● What to do: Quote the records that follow in full, leaving the pictures out.

● Dataset content:
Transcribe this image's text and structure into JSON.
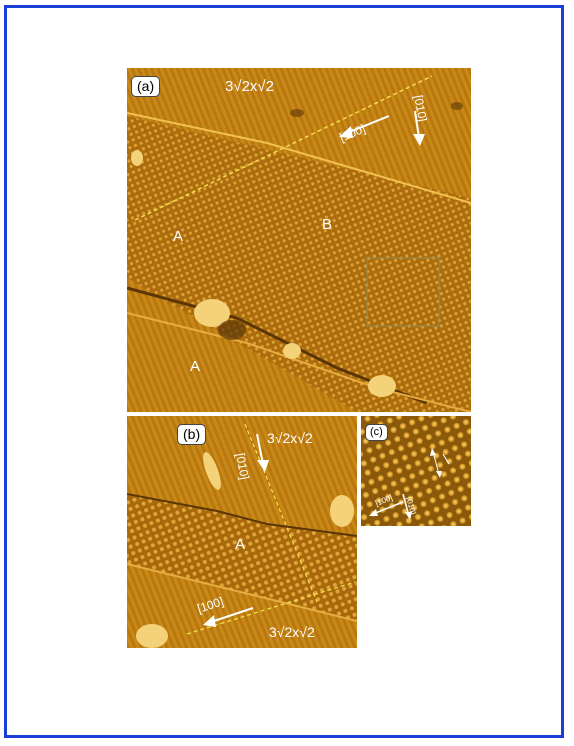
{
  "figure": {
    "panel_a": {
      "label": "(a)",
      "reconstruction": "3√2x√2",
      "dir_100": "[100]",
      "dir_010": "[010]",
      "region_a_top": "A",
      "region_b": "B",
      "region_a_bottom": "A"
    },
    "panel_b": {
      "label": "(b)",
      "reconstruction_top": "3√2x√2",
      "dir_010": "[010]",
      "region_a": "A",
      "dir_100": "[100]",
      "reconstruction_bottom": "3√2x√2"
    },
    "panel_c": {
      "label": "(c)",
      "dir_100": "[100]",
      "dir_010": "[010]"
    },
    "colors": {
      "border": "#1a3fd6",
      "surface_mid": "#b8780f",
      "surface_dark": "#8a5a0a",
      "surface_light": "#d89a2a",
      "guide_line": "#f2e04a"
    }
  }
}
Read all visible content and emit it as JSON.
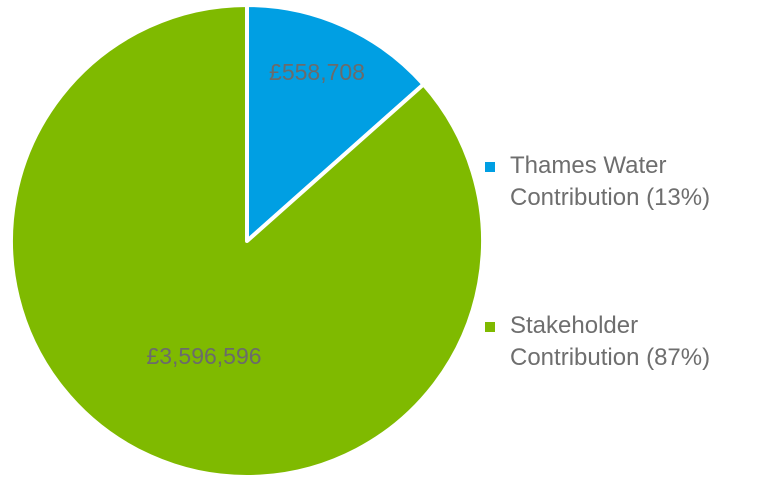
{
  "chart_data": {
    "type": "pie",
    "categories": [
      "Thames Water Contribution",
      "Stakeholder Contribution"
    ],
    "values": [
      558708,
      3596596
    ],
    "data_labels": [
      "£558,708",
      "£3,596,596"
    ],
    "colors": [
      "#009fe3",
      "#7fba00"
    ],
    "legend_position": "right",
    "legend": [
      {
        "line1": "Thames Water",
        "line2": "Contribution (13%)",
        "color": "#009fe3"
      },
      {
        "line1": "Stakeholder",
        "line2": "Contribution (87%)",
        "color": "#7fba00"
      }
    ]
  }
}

● Expected answer:
Transcribe this image's text and structure into JSON.
{
  "figure": {
    "panel_a": {
      "label": "(a)",
      "reconstruction": "3√2x√2",
      "dir_100": "[100]",
      "dir_010": "[010]",
      "region_a_top": "A",
      "region_b": "B",
      "region_a_bottom": "A"
    },
    "panel_b": {
      "label": "(b)",
      "reconstruction_top": "3√2x√2",
      "dir_010": "[010]",
      "region_a": "A",
      "dir_100": "[100]",
      "reconstruction_bottom": "3√2x√2"
    },
    "panel_c": {
      "label": "(c)",
      "dir_100": "[100]",
      "dir_010": "[010]"
    },
    "colors": {
      "border": "#1a3fd6",
      "surface_mid": "#b8780f",
      "surface_dark": "#8a5a0a",
      "surface_light": "#d89a2a",
      "guide_line": "#f2e04a"
    }
  }
}
Read all visible content and emit it as JSON.
{
  "chart_data": {
    "type": "pie",
    "categories": [
      "Thames Water Contribution",
      "Stakeholder Contribution"
    ],
    "values": [
      558708,
      3596596
    ],
    "data_labels": [
      "£558,708",
      "£3,596,596"
    ],
    "colors": [
      "#009fe3",
      "#7fba00"
    ],
    "legend_position": "right",
    "legend": [
      {
        "line1": "Thames Water",
        "line2": "Contribution (13%)",
        "color": "#009fe3"
      },
      {
        "line1": "Stakeholder",
        "line2": "Contribution (87%)",
        "color": "#7fba00"
      }
    ]
  }
}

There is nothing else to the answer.